**What is being asked:** Transcribe all of the material exactly. Any picture in it should be left out.

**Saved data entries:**
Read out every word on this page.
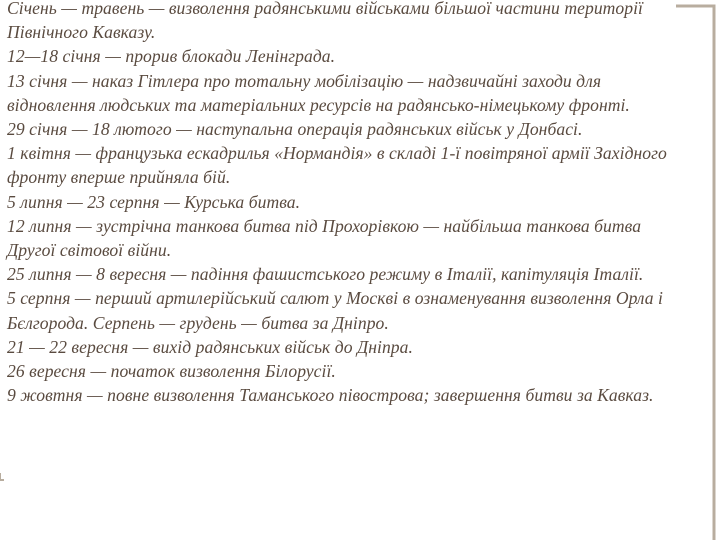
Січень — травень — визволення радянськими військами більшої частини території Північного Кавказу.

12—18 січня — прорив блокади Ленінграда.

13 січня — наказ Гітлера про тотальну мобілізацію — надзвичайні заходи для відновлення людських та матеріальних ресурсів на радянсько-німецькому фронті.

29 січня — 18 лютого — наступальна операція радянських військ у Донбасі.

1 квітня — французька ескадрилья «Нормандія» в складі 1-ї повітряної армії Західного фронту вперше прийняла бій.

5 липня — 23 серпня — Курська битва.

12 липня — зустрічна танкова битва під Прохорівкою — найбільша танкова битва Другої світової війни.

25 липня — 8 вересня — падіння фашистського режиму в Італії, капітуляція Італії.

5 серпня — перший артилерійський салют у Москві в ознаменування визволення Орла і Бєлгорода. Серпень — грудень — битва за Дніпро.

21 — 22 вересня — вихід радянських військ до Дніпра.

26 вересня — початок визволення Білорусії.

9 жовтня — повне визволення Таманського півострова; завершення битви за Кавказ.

**Result:**
Read out every word on this page.
Січень — травень — визволення радянськими військами більшої частини території Північного Кавказу.

12—18 січня — прорив блокади Ленінграда.

13 січня — наказ Гітлера про тотальну мобілізацію — надзвичайні заходи для відновлення людських та матеріальних ресурсів на радянсько-німецькому фронті.

29 січня — 18 лютого — наступальна операція радянських військ у Донбасі.

1 квітня — французька ескадрилья «Нормандія» в складі 1-ї повітряної армії Західного фронту вперше прийняла бій.

5 липня — 23 серпня — Курська битва.

12 липня — зустрічна танкова битва під Прохорівкою — найбільша танкова битва Другої світової війни.

25 липня — 8 вересня — падіння фашистського режиму в Італії, капітуляція Італії.

5 серпня — перший артилерійський салют у Москві в ознаменування визволення Орла і Бєлгорода. Серпень — грудень — битва за Дніпро.

21 — 22 вересня — вихід радянських військ до Дніпра.

26 вересня — початок визволення Білорусії.

9 жовтня — повне визволення Таманського півострова; завершення битви за Кавказ.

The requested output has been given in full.